- [GOAL]: Duplicate, unchanged, the part that opens with the line containing "Find all labels, buttons, inputs, and" and closes with the line containing "308, 1397, 344]", both of those lines included.

- [LISTING]:
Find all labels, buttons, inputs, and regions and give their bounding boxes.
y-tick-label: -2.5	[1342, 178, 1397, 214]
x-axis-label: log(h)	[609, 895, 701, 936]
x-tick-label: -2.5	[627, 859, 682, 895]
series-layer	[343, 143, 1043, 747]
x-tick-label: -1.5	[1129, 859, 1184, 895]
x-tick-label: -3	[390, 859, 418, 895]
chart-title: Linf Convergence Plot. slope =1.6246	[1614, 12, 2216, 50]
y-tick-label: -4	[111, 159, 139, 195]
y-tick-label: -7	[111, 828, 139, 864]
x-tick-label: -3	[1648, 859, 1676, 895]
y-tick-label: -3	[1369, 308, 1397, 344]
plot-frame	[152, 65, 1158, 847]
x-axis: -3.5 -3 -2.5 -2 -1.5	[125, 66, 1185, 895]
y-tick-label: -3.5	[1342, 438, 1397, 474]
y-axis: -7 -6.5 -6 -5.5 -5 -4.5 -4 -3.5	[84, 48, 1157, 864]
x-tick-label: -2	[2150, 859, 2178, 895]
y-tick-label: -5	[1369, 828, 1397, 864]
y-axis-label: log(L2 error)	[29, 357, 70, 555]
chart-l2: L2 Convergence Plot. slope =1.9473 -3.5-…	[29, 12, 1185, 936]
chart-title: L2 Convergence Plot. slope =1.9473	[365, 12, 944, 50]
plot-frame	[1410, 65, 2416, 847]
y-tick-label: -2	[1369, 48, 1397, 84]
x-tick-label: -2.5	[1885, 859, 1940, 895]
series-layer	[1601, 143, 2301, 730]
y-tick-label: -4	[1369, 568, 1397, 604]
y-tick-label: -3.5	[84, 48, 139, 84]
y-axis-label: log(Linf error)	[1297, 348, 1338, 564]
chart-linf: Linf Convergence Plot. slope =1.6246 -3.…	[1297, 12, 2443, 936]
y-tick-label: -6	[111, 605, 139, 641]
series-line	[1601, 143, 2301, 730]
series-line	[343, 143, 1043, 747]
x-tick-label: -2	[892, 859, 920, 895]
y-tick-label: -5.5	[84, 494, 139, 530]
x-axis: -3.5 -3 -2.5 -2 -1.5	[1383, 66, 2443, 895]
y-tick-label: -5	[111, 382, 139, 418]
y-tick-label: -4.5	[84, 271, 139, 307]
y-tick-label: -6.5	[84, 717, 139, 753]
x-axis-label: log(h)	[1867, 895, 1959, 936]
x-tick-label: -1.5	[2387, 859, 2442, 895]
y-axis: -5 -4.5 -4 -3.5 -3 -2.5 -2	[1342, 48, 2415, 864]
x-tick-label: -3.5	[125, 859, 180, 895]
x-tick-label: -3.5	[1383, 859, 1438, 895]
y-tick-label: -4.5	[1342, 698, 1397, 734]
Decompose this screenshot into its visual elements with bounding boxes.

---

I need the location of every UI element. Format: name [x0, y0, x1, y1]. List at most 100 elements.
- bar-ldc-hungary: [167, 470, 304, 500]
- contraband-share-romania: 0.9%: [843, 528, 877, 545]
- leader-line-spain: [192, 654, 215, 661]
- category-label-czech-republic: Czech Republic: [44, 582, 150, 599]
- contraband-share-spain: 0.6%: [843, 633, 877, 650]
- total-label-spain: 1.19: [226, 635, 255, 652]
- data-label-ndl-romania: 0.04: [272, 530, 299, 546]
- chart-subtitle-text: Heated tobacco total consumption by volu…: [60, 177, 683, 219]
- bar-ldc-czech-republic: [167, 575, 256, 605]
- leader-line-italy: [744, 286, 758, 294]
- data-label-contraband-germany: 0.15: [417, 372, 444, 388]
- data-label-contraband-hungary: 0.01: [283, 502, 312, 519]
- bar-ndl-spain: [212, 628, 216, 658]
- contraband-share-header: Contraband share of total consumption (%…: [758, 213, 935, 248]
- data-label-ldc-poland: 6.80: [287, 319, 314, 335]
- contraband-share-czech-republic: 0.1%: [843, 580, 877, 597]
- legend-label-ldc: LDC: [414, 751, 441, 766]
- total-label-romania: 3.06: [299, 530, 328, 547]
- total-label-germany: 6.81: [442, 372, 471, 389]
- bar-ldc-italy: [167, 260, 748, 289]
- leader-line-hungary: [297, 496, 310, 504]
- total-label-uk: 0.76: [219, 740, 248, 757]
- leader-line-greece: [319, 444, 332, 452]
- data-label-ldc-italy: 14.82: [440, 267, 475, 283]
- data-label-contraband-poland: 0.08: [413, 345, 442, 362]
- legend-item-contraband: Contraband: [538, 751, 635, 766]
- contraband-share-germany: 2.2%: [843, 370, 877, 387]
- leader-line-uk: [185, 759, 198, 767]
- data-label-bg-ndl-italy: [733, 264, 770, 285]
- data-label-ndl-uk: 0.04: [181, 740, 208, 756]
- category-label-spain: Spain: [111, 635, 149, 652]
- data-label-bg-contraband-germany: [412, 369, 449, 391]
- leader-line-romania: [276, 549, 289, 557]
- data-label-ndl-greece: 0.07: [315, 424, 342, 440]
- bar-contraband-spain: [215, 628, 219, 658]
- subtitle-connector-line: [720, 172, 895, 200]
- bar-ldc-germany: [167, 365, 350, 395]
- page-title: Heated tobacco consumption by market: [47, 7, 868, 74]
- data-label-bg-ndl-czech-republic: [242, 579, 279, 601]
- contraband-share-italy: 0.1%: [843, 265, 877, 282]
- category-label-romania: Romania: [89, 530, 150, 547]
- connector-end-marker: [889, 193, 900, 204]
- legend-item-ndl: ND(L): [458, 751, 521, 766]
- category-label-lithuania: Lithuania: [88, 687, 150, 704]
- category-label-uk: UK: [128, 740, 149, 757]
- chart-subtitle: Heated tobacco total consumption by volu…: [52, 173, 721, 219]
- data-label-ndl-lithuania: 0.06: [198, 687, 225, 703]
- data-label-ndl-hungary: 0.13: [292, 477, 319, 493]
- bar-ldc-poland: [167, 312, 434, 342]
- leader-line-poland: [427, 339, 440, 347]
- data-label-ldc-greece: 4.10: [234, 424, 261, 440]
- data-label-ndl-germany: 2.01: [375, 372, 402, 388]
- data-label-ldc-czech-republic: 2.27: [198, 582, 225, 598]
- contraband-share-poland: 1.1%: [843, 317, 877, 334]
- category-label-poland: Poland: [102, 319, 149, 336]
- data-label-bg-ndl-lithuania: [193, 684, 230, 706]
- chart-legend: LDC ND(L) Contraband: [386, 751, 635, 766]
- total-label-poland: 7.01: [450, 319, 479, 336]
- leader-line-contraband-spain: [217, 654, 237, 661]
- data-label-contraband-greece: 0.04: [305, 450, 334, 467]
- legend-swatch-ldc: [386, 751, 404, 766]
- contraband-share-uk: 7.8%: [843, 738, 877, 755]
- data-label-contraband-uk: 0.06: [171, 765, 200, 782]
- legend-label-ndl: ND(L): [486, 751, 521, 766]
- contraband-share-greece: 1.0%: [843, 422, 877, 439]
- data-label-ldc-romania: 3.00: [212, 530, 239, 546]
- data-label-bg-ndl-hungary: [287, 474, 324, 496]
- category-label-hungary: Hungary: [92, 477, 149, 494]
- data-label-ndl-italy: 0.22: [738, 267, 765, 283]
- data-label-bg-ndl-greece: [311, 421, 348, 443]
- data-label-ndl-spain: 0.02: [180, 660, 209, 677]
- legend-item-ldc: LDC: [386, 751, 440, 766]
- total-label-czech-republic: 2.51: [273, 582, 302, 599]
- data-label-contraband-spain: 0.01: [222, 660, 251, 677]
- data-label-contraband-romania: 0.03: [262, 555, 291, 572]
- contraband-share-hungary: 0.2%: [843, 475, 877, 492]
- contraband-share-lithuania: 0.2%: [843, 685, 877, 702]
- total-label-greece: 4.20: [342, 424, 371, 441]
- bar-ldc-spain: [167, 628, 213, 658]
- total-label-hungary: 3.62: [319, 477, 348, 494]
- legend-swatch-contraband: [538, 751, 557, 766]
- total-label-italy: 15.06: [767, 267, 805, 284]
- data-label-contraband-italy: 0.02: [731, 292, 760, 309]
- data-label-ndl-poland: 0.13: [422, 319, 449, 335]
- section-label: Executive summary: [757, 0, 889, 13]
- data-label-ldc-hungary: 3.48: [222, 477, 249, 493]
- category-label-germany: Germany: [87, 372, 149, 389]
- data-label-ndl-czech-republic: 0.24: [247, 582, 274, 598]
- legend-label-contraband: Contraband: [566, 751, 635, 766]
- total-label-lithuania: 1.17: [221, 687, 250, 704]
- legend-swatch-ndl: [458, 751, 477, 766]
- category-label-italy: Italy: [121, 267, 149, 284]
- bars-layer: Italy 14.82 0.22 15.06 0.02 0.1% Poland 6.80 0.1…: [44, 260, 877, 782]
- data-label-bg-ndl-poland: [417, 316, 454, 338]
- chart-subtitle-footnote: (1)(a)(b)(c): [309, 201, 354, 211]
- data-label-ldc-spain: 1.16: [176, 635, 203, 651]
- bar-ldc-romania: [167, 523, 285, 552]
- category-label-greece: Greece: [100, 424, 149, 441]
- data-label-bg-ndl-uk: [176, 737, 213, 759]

- [ANSWER TO THIS PROBLEM]:
Find all labels, buttons, inputs, and regions and give their bounding boxes.
y-tick-label: -2.5	[1342, 178, 1397, 214]
x-axis-label: log(h)	[609, 895, 701, 936]
x-tick-label: -2.5	[627, 859, 682, 895]
series-layer	[343, 143, 1043, 747]
x-tick-label: -1.5	[1129, 859, 1184, 895]
x-tick-label: -3	[390, 859, 418, 895]
chart-title: Linf Convergence Plot. slope =1.6246	[1614, 12, 2216, 50]
y-tick-label: -4	[111, 159, 139, 195]
y-tick-label: -7	[111, 828, 139, 864]
x-tick-label: -3	[1648, 859, 1676, 895]
y-tick-label: -3	[1369, 308, 1397, 344]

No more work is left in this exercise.